(Data excerpts)
..............................
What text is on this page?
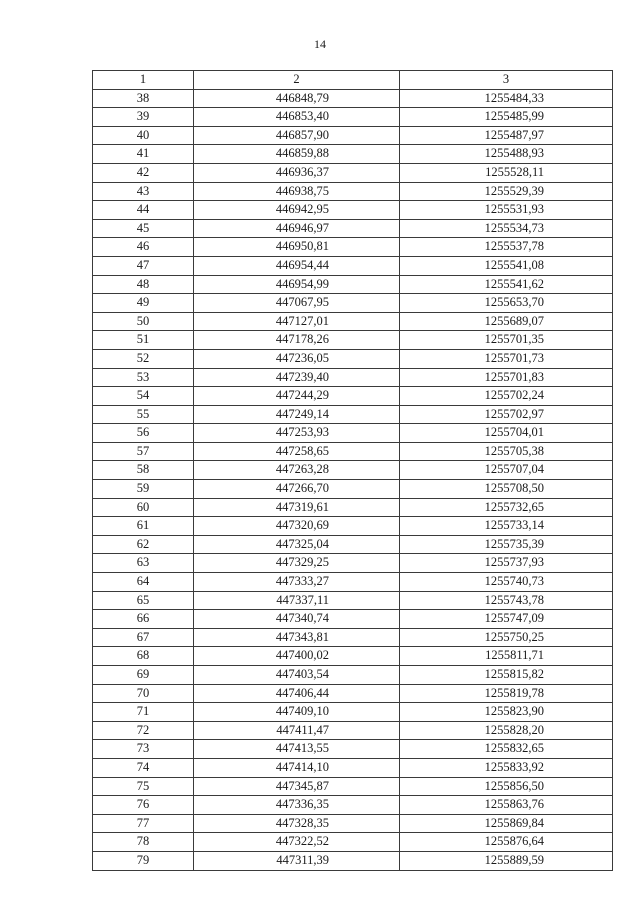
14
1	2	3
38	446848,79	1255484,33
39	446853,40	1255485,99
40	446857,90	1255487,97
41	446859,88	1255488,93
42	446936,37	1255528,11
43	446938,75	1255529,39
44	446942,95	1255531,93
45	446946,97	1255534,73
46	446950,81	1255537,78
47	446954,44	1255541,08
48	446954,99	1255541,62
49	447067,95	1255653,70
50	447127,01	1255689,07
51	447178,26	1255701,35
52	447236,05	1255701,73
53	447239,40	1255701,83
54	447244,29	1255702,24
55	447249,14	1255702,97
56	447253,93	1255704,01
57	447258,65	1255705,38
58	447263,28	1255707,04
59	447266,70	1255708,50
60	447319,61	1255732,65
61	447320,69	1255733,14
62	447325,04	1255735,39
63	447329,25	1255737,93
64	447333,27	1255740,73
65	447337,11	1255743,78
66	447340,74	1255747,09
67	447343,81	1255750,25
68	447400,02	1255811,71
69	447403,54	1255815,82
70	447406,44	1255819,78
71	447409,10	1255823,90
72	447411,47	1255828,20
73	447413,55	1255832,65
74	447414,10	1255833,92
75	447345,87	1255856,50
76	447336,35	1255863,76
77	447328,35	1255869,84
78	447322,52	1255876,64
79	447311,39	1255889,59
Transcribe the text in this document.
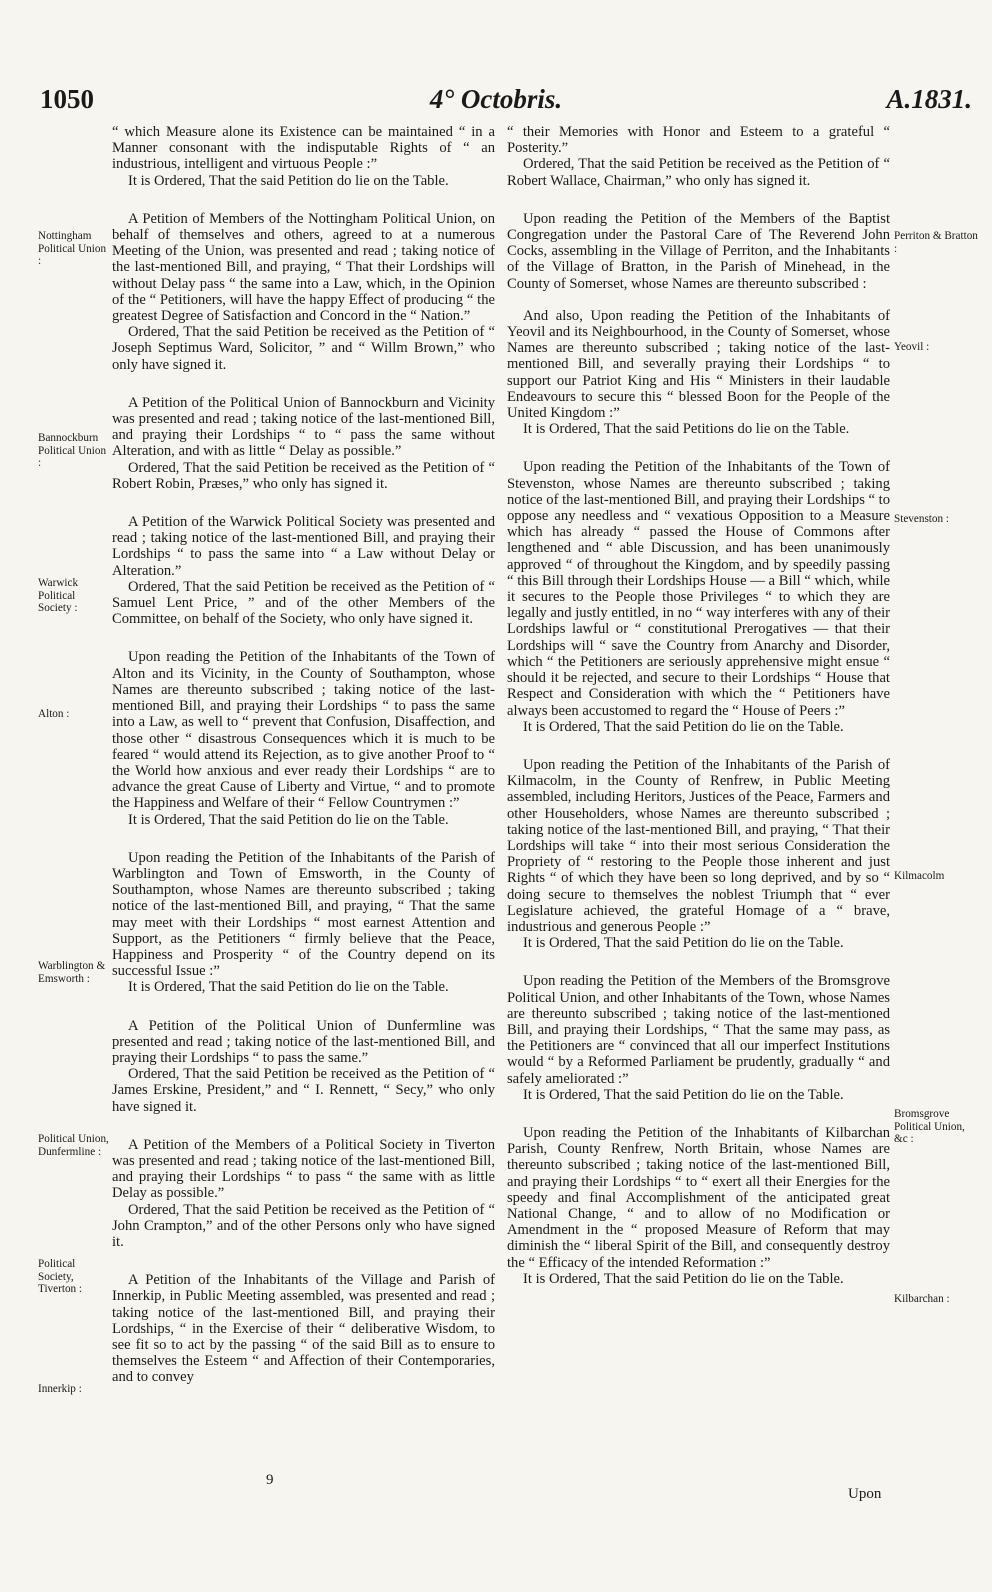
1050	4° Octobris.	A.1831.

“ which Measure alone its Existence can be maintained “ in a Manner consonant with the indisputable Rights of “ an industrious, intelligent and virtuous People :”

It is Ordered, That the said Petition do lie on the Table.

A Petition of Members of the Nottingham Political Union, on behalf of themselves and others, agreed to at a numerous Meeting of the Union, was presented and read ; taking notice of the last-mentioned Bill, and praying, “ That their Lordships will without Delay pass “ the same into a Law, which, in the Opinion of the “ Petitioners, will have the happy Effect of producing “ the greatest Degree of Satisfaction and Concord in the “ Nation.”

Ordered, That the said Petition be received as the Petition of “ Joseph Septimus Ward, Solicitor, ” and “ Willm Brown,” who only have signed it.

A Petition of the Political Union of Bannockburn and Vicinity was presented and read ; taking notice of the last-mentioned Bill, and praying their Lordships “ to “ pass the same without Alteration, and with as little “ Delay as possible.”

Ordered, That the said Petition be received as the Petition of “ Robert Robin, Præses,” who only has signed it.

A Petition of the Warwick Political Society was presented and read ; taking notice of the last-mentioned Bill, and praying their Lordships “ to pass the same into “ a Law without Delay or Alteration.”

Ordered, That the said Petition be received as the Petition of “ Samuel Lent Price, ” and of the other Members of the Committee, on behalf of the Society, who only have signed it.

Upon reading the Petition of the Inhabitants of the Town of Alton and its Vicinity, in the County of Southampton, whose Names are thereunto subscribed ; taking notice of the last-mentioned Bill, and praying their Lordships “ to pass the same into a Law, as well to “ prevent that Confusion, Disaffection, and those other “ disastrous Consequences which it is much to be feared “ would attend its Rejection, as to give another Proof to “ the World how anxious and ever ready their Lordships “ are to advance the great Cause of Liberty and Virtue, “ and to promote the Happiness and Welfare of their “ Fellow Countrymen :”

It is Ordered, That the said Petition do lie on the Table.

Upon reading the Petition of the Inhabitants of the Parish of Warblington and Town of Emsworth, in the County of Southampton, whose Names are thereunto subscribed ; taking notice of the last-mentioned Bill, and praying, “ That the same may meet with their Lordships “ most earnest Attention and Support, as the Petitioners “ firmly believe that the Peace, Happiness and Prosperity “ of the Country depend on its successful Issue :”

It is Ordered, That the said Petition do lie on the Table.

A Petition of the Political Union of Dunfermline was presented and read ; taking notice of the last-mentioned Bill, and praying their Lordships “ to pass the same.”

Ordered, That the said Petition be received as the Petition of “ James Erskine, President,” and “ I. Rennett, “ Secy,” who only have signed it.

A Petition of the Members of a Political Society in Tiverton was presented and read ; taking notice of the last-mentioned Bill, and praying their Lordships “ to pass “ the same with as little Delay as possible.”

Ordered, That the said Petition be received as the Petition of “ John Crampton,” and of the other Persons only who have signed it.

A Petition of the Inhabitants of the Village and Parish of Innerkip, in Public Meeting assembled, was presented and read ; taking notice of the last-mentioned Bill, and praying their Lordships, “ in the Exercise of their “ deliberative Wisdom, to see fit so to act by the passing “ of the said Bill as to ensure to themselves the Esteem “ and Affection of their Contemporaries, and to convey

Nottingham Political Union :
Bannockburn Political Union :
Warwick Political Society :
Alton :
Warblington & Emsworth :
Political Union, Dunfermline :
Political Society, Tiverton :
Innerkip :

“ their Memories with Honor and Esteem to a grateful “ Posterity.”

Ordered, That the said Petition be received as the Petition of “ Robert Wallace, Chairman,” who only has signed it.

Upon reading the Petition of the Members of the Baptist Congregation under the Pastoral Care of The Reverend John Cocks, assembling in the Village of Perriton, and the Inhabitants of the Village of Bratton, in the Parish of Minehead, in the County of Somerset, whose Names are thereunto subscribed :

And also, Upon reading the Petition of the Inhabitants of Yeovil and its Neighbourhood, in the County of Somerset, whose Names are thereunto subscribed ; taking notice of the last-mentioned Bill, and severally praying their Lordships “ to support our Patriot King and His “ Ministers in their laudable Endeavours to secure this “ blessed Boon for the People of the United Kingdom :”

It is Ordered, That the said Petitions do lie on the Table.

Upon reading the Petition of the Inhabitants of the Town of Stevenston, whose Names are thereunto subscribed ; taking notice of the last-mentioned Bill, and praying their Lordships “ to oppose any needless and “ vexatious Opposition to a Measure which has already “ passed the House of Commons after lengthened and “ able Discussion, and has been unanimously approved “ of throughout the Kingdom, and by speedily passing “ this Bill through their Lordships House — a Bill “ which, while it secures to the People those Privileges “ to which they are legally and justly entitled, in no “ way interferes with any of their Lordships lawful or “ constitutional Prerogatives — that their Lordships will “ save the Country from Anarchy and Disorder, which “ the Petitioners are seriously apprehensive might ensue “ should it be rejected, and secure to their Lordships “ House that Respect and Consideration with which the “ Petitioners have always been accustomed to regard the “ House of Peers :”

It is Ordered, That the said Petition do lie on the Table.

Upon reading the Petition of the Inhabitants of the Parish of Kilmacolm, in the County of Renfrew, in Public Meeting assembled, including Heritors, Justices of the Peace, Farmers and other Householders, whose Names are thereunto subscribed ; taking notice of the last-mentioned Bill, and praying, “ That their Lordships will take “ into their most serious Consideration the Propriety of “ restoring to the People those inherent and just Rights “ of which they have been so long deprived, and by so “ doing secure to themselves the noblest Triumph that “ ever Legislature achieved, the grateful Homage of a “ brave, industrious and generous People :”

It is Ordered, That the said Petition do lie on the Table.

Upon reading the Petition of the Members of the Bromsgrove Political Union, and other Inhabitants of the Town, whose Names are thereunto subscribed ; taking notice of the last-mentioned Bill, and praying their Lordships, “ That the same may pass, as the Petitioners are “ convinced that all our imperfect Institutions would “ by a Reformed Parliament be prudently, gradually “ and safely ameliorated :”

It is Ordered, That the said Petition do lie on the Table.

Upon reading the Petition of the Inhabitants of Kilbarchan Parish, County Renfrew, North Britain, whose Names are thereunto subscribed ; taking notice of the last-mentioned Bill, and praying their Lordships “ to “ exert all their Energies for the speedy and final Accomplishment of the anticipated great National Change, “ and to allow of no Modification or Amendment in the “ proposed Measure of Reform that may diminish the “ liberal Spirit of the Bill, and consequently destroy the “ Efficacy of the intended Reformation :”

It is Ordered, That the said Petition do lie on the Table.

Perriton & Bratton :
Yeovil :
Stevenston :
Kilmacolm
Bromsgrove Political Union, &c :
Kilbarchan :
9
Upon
..............................
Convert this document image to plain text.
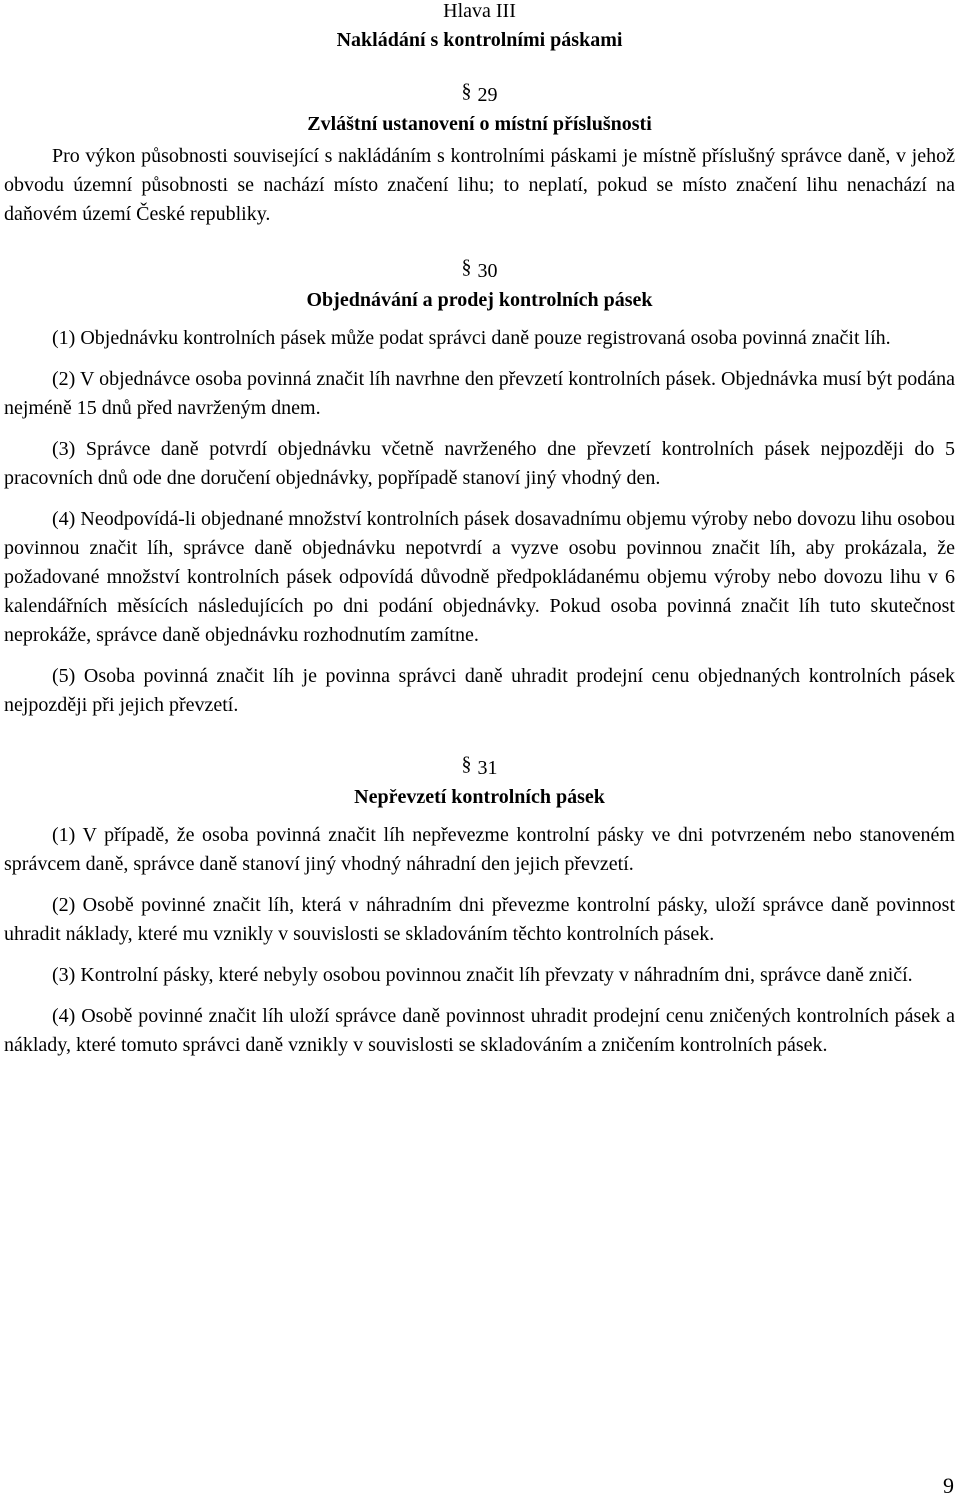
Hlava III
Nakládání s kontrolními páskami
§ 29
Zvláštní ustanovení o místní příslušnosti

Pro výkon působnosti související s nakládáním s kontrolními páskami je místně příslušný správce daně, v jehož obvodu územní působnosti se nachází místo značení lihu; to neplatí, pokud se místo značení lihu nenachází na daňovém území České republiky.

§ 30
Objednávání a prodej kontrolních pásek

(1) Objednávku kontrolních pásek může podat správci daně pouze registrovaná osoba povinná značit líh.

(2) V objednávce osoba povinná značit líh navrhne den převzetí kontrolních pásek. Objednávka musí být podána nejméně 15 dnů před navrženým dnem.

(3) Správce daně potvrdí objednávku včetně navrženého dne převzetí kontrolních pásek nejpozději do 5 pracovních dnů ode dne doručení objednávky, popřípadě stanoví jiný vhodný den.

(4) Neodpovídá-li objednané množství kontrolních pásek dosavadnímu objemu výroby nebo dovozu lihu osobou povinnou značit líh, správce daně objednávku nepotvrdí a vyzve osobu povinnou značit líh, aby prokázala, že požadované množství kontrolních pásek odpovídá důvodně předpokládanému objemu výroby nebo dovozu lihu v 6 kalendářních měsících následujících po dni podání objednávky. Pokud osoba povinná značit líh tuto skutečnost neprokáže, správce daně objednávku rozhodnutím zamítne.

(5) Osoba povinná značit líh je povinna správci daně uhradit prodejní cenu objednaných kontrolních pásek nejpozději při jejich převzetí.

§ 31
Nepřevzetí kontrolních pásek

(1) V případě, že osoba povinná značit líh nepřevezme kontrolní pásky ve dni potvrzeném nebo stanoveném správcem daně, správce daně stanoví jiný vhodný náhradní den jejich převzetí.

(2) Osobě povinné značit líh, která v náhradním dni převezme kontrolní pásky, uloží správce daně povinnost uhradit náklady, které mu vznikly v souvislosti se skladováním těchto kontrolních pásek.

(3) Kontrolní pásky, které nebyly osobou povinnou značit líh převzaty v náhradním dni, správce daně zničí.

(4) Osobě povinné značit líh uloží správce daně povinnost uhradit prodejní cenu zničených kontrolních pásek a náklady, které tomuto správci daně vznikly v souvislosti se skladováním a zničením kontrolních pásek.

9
..............................
(What the task requires): Determine the number of lines in the records that include the string "Robert", and respond with that number only.

(Response for this exercise): 2